**Given records**
☆ ☆ ☆ ☆ ☆ ☆ ☆

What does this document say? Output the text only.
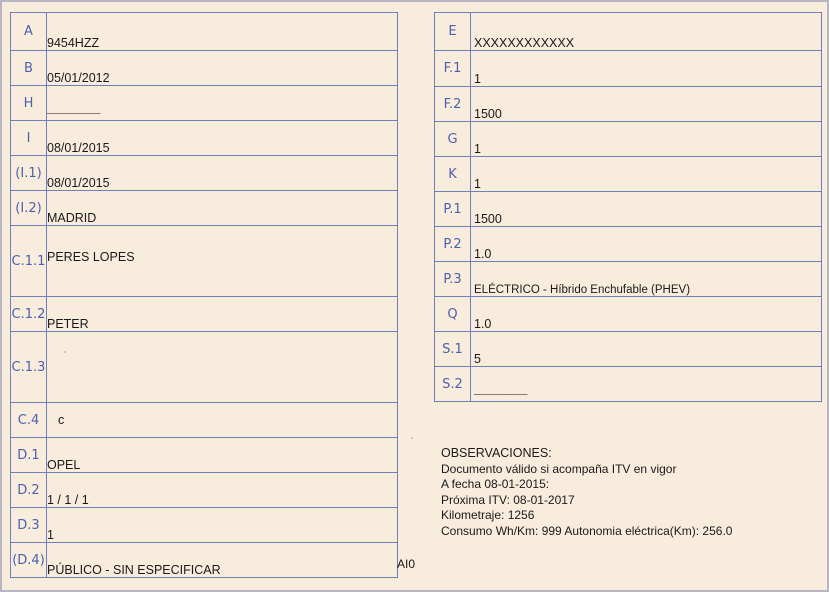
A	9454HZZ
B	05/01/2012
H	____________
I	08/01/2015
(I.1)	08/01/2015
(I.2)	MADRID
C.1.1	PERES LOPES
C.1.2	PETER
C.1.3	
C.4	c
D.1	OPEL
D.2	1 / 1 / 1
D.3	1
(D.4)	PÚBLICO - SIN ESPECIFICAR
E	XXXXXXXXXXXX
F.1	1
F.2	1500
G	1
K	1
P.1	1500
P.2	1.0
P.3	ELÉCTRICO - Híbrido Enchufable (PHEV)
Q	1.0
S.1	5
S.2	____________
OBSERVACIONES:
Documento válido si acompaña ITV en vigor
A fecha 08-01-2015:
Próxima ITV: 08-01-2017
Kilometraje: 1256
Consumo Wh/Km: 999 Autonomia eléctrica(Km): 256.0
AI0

☆ ☆ ☆ ☆ ☆ ☆ ☆

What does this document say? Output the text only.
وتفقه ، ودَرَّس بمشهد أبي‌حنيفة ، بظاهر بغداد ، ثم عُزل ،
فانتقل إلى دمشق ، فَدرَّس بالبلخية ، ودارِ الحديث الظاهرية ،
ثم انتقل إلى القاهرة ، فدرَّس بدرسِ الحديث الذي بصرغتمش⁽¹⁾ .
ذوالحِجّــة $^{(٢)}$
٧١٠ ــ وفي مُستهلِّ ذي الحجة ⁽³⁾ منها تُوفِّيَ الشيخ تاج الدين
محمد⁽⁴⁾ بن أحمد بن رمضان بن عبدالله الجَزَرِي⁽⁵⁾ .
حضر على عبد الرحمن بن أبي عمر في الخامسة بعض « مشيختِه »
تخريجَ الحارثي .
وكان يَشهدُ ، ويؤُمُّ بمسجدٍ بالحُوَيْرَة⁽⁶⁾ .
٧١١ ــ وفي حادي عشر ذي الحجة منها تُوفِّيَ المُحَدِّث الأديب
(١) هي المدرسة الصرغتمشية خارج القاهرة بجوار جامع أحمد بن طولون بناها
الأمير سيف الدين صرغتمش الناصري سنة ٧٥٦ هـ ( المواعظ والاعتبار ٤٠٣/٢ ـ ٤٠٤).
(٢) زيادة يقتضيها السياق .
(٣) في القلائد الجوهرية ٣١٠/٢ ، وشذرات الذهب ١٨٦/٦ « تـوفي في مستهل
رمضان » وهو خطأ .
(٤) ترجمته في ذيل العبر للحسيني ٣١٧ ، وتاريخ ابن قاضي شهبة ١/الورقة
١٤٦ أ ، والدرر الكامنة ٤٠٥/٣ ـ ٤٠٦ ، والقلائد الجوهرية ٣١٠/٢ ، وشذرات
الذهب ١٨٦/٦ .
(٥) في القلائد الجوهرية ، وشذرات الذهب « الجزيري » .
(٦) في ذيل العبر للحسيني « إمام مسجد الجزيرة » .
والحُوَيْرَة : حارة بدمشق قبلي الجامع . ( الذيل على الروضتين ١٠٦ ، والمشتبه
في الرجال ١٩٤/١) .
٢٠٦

☆ ☆ ☆ ☆ ☆ ☆ ☆

Where a line in the material contains "للحسيني", copy that line.

(٤) ترجمته في ذيل العبر للحسيني ٣١٧ ، وتاريخ ابن قاضي شهبة ١/الورقة
(٦) في ذيل العبر للحسيني « إمام مسجد الجزيرة » .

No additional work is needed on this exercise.